■ **Written exercise**: Read the records below and copy each line that contains "Exportaciones".

_ _ _ _ _

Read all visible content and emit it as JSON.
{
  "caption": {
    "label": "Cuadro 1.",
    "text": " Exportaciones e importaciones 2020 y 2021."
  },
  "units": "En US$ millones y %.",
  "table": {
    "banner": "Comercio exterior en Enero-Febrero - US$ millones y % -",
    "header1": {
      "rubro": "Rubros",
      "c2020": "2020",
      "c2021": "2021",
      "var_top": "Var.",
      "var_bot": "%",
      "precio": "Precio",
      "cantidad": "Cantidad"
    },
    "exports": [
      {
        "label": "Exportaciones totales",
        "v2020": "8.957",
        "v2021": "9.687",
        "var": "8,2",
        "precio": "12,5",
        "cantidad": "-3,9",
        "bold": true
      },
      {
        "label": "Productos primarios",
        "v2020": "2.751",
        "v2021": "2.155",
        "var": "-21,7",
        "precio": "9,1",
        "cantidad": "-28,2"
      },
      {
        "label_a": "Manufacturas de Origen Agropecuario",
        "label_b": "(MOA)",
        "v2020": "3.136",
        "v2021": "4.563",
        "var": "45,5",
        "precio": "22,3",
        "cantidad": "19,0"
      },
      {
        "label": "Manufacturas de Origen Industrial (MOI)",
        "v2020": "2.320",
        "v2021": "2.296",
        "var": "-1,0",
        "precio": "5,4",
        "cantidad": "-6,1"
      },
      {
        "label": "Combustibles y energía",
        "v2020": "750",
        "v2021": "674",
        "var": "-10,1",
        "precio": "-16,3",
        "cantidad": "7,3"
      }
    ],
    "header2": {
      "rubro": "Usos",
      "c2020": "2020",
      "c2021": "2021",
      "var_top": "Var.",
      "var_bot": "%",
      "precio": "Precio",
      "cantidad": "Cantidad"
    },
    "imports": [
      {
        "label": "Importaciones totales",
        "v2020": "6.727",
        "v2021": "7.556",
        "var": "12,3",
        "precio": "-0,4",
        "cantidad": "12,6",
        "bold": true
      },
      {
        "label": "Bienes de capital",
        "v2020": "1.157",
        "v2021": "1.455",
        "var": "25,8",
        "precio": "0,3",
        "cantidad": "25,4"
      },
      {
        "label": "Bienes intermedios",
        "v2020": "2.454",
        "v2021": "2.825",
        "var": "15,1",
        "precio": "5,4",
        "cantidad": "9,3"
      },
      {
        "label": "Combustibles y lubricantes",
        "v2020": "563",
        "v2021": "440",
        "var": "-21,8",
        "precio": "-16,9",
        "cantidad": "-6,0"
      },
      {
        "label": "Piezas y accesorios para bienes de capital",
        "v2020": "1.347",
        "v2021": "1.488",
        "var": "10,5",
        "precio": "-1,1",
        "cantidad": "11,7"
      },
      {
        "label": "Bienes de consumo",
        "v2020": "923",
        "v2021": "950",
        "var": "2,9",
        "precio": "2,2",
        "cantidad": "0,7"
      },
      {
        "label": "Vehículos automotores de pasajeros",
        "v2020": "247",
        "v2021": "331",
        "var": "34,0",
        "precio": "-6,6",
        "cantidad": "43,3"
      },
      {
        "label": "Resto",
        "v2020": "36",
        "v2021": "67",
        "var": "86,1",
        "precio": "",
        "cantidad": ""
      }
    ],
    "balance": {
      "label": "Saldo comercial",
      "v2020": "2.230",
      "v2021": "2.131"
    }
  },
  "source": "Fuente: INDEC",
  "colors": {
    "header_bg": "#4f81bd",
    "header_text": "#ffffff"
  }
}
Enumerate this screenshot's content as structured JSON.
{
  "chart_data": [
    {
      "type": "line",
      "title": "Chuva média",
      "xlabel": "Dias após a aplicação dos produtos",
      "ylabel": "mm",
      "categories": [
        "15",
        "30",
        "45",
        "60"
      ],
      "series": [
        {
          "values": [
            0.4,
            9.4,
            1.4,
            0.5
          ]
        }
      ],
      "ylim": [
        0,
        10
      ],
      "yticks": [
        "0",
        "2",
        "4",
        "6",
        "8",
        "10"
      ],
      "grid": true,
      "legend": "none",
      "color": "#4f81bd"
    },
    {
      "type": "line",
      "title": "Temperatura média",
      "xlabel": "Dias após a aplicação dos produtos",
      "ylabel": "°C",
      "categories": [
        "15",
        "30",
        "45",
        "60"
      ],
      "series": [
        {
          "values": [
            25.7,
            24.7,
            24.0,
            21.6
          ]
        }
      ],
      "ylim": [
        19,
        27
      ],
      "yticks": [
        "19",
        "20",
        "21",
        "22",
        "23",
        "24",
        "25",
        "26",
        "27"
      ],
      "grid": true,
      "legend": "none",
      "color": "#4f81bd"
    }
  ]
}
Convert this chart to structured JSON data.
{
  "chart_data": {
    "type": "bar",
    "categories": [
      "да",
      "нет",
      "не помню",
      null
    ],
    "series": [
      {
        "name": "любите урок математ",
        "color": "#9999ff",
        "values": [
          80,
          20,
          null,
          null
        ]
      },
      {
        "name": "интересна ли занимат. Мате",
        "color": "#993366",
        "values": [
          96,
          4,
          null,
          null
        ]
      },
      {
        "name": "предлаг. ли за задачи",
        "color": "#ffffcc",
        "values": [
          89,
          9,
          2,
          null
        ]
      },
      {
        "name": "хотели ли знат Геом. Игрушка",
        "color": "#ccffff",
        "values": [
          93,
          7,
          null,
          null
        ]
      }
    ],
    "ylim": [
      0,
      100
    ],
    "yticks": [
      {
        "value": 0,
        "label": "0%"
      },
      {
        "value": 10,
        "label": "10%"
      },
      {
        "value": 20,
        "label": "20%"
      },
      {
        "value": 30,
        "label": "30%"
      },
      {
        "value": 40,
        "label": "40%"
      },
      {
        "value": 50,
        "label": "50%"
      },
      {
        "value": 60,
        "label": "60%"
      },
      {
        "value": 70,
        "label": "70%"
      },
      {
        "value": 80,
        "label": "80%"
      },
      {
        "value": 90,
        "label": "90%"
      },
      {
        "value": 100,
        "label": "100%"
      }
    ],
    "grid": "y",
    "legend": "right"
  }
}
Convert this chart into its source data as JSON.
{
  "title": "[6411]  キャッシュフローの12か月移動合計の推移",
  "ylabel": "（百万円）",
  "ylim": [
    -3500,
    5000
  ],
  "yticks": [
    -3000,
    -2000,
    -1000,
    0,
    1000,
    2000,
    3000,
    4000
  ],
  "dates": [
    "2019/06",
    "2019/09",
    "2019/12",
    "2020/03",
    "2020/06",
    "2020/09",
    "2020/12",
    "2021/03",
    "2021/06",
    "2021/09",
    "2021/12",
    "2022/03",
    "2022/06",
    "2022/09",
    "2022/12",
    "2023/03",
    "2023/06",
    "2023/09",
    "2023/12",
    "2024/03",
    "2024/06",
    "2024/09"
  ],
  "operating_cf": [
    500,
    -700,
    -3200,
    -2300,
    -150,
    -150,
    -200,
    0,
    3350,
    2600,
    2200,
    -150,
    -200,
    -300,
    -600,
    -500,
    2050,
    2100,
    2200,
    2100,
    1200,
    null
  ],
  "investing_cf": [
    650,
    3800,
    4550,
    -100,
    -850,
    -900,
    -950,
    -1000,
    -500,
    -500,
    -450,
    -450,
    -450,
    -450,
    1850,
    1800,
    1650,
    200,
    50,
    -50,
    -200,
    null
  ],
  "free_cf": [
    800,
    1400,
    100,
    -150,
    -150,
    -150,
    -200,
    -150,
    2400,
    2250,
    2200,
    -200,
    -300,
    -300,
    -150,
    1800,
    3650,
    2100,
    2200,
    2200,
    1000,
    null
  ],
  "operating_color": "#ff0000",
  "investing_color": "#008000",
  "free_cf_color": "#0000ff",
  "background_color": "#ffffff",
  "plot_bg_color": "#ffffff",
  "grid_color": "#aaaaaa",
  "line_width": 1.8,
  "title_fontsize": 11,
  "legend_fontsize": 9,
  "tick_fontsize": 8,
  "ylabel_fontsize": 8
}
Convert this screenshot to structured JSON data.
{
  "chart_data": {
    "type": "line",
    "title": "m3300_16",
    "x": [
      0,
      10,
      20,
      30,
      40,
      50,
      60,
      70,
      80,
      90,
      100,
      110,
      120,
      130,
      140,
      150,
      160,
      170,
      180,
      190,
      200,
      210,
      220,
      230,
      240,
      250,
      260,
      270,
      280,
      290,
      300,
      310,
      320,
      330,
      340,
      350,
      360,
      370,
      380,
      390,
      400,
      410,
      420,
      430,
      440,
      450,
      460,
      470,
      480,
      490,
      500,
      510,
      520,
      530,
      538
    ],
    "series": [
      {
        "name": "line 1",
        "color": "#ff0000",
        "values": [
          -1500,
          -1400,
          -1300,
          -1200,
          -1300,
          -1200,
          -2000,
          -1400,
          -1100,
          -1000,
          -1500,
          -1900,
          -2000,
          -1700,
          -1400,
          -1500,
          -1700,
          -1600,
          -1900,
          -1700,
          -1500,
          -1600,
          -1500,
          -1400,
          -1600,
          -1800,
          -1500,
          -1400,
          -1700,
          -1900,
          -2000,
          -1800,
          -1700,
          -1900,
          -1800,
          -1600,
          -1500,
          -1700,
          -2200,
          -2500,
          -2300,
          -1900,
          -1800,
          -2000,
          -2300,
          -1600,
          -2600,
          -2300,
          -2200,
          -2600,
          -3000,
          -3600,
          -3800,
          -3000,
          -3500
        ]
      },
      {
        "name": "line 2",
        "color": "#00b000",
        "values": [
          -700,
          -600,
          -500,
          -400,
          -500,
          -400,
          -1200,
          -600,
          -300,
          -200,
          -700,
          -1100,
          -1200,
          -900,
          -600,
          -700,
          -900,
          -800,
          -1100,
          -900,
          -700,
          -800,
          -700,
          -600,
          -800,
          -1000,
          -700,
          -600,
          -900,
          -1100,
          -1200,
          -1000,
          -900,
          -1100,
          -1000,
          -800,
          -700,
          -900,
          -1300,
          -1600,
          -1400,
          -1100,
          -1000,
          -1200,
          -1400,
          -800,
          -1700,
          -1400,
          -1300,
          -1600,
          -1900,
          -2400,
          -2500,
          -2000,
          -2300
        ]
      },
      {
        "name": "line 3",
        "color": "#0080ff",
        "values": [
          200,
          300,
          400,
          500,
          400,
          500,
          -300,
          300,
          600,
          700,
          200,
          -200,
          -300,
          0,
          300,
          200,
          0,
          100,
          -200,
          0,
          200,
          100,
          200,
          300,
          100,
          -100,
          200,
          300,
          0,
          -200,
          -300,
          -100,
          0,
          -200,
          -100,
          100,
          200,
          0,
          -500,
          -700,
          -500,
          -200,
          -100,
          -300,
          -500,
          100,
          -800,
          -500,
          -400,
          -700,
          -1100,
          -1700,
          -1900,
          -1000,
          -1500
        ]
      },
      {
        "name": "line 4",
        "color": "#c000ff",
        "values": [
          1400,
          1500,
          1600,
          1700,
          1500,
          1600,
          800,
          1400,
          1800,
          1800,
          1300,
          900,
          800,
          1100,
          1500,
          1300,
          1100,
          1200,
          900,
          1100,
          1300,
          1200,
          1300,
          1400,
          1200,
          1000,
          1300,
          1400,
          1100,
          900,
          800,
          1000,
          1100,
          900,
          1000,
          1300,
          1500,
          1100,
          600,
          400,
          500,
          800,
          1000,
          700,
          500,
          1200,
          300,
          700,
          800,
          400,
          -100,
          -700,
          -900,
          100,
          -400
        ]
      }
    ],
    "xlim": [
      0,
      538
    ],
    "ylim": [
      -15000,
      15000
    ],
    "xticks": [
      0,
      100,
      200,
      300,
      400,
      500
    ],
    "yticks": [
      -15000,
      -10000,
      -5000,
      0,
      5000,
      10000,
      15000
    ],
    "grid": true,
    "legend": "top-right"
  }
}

_ _ _ _ _

■ **Correct output**:
    "text": " Exportaciones e importaciones 2020 y 2021."
        "label": "Exportaciones totales",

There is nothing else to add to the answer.